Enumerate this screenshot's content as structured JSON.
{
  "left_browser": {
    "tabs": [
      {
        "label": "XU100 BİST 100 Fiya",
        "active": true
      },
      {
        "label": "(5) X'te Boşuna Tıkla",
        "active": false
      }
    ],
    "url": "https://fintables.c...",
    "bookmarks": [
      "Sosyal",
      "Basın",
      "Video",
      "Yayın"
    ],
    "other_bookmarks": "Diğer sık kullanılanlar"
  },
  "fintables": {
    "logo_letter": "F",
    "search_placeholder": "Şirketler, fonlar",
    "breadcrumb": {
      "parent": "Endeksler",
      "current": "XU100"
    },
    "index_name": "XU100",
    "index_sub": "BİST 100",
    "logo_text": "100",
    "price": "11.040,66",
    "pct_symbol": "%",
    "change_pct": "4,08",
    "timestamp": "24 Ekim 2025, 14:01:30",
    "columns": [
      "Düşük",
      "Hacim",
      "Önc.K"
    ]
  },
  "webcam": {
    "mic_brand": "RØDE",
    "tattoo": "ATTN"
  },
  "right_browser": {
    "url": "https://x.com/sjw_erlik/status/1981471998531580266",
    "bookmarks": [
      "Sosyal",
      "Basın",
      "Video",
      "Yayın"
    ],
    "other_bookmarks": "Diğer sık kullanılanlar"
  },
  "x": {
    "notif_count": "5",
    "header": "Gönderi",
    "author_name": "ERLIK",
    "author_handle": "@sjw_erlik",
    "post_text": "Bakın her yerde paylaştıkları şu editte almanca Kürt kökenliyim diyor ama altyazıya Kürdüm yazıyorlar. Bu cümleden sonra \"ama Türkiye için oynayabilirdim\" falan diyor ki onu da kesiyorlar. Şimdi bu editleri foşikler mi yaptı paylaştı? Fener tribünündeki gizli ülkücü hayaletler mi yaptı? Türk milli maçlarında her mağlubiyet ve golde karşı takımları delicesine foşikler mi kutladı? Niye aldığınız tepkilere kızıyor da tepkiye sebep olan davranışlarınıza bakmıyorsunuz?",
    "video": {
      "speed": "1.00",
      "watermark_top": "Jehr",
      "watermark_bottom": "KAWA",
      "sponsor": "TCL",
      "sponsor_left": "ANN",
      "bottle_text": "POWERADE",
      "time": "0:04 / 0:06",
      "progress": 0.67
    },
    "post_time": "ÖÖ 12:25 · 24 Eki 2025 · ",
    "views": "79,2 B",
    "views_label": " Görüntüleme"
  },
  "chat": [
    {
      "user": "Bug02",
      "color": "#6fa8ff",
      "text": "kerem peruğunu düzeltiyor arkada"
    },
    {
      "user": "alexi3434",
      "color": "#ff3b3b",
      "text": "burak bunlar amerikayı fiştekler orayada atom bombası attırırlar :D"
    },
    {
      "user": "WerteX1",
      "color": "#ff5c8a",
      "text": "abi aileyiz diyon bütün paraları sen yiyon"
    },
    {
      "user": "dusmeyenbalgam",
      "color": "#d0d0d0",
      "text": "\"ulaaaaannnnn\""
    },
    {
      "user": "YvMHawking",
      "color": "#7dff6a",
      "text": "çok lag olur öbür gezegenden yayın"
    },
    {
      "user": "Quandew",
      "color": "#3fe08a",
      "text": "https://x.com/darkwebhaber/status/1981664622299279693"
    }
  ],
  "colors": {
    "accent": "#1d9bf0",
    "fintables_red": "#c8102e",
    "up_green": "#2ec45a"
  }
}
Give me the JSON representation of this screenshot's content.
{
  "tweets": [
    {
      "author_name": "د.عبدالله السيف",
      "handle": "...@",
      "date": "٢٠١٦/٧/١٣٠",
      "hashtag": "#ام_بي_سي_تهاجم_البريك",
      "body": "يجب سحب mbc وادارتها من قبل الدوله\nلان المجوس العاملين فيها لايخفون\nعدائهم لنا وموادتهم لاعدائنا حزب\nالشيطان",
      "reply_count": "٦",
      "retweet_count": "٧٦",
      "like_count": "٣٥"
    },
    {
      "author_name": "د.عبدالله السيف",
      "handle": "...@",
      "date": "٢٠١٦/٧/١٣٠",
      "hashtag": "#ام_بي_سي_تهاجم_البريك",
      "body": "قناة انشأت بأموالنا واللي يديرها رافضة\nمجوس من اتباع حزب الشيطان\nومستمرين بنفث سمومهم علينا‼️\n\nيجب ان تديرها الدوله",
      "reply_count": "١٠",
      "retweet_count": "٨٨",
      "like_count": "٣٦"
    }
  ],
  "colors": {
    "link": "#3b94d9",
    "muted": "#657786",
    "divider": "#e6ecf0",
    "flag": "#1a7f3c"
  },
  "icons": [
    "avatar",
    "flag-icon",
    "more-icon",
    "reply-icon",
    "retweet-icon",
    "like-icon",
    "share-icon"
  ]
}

--------------------

◆ **BRIEF**
Using the entries above, state how many lines include the word "content", with no other words.

◆ **TASK RESPONSE**
2